- WRITTEN PROBLEM
Retype the complete listing exactly as it appears.

━━ STORED ROWS ━━

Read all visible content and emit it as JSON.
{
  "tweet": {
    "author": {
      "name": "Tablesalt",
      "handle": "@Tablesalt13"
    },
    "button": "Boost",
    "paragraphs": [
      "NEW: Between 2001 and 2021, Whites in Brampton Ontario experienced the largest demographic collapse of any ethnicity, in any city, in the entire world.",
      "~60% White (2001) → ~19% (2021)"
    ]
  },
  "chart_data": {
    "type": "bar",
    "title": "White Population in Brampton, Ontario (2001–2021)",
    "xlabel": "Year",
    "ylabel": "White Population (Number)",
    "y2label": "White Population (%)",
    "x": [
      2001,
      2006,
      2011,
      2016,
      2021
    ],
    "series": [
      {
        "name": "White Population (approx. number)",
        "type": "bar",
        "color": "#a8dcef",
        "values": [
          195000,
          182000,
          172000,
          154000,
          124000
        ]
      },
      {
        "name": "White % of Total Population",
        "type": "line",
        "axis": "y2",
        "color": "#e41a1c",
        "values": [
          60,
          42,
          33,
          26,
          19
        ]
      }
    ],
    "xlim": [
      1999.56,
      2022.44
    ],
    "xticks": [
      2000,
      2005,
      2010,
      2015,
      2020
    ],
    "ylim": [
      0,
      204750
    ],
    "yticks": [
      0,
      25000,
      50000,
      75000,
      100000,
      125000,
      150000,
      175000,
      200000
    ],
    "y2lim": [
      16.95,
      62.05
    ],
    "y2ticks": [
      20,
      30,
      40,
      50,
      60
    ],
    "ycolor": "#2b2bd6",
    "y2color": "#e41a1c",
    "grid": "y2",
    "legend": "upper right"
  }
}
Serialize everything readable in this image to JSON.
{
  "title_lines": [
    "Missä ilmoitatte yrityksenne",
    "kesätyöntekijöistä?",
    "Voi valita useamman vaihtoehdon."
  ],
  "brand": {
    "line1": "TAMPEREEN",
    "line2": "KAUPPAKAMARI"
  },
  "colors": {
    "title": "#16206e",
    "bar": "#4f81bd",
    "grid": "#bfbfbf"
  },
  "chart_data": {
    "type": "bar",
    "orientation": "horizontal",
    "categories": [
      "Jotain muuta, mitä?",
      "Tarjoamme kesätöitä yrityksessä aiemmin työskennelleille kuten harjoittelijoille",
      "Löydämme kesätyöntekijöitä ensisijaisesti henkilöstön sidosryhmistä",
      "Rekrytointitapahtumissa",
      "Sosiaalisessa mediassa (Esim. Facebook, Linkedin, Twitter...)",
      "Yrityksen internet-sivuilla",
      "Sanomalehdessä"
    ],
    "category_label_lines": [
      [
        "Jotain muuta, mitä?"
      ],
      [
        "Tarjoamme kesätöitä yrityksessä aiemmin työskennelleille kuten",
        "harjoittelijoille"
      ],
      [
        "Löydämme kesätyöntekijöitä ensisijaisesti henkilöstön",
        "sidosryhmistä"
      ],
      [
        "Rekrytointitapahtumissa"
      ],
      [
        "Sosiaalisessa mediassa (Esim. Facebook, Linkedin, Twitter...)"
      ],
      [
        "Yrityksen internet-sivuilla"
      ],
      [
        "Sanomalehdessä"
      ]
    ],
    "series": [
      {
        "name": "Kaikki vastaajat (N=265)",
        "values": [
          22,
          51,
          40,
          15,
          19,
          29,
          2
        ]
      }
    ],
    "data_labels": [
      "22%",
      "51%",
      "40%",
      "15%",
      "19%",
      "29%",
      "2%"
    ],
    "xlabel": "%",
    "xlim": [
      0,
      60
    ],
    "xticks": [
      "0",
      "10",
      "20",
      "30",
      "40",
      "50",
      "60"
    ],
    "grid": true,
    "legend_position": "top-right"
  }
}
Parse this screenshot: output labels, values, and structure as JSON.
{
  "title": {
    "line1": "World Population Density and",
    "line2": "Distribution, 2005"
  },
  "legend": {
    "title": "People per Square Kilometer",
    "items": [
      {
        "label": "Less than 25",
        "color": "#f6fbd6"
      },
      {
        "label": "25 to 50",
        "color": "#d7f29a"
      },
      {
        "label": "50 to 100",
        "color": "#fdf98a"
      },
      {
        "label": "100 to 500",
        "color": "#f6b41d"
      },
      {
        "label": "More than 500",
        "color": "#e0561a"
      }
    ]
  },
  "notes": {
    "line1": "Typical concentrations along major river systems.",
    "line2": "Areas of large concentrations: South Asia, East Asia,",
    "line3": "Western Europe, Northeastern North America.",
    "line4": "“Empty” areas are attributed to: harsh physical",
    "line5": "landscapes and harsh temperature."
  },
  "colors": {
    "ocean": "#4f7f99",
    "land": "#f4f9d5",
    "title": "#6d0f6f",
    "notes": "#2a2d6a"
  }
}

━━━

- TASK ANSWER
Read all visible content and emit it as JSON.
{
  "tweet": {
    "author": {
      "name": "Tablesalt",
      "handle": "@Tablesalt13"
    },
    "button": "Boost",
    "paragraphs": [
      "NEW: Between 2001 and 2021, Whites in Brampton Ontario experienced the largest demographic collapse of any ethnicity, in any city, in the entire world.",
      "~60% White (2001) → ~19% (2021)"
    ]
  },
  "chart_data": {
    "type": "bar",
    "title": "White Population in Brampton, Ontario (2001–2021)",
    "xlabel": "Year",
    "ylabel": "White Population (Number)",
    "y2label": "White Population (%)",
    "x": [
      2001,
      2006,
      2011,
      2016,
      2021
    ],
    "series": [
      {
        "name": "White Population (approx. number)",
        "type": "bar",
        "color": "#a8dcef",
        "values": [
          195000,
          182000,
          172000,
          154000,
          124000
        ]
      },
      {
        "name": "White % of Total Population",
        "type": "line",
        "axis": "y2",
        "color": "#e41a1c",
        "values": [
          60,
          42,
          33,
          26,
          19
        ]
      }
    ],
    "xlim": [
      1999.56,
      2022.44
    ],
    "xticks": [
      2000,
      2005,
      2010,
      2015,
      2020
    ],
    "ylim": [
      0,
      204750
    ],
    "yticks": [
      0,
      25000,
      50000,
      75000,
      100000,
      125000,
      150000,
      175000,
      200000
    ],
    "y2lim": [
      16.95,
      62.05
    ],
    "y2ticks": [
      20,
      30,
      40,
      50,
      60
    ],
    "ycolor": "#2b2bd6",
    "y2color": "#e41a1c",
    "grid": "y2",
    "legend": "upper right"
  }
}
Serialize everything readable in this image to JSON.
{
  "title_lines": [
    "Missä ilmoitatte yrityksenne",
    "kesätyöntekijöistä?",
    "Voi valita useamman vaihtoehdon."
  ],
  "brand": {
    "line1": "TAMPEREEN",
    "line2": "KAUPPAKAMARI"
  },
  "colors": {
    "title": "#16206e",
    "bar": "#4f81bd",
    "grid": "#bfbfbf"
  },
  "chart_data": {
    "type": "bar",
    "orientation": "horizontal",
    "categories": [
      "Jotain muuta, mitä?",
      "Tarjoamme kesätöitä yrityksessä aiemmin työskennelleille kuten harjoittelijoille",
      "Löydämme kesätyöntekijöitä ensisijaisesti henkilöstön sidosryhmistä",
      "Rekrytointitapahtumissa",
      "Sosiaalisessa mediassa (Esim. Facebook, Linkedin, Twitter...)",
      "Yrityksen internet-sivuilla",
      "Sanomalehdessä"
    ],
    "category_label_lines": [
      [
        "Jotain muuta, mitä?"
      ],
      [
        "Tarjoamme kesätöitä yrityksessä aiemmin työskennelleille kuten",
        "harjoittelijoille"
      ],
      [
        "Löydämme kesätyöntekijöitä ensisijaisesti henkilöstön",
        "sidosryhmistä"
      ],
      [
        "Rekrytointitapahtumissa"
      ],
      [
        "Sosiaalisessa mediassa (Esim. Facebook, Linkedin, Twitter...)"
      ],
      [
        "Yrityksen internet-sivuilla"
      ],
      [
        "Sanomalehdessä"
      ]
    ],
    "series": [
      {
        "name": "Kaikki vastaajat (N=265)",
        "values": [
          22,
          51,
          40,
          15,
          19,
          29,
          2
        ]
      }
    ],
    "data_labels": [
      "22%",
      "51%",
      "40%",
      "15%",
      "19%",
      "29%",
      "2%"
    ],
    "xlabel": "%",
    "xlim": [
      0,
      60
    ],
    "xticks": [
      "0",
      "10",
      "20",
      "30",
      "40",
      "50",
      "60"
    ],
    "grid": true,
    "legend_position": "top-right"
  }
}
Parse this screenshot: output labels, values, and structure as JSON.
{
  "title": {
    "line1": "World Population Density and",
    "line2": "Distribution, 2005"
  },
  "legend": {
    "title": "People per Square Kilometer",
    "items": [
      {
        "label": "Less than 25",
        "color": "#f6fbd6"
      },
      {
        "label": "25 to 50",
        "color": "#d7f29a"
      },
      {
        "label": "50 to 100",
        "color": "#fdf98a"
      },
      {
        "label": "100 to 500",
        "color": "#f6b41d"
      },
      {
        "label": "More than 500",
        "color": "#e0561a"
      }
    ]
  },
  "notes": {
    "line1": "Typical concentrations along major river systems.",
    "line2": "Areas of large concentrations: South Asia, East Asia,",
    "line3": "Western Europe, Northeastern North America.",
    "line4": "“Empty” areas are attributed to: harsh physical",
    "line5": "landscapes and harsh temperature."
  },
  "colors": {
    "ocean": "#4f7f99",
    "land": "#f4f9d5",
    "title": "#6d0f6f",
    "notes": "#2a2d6a"
  }
}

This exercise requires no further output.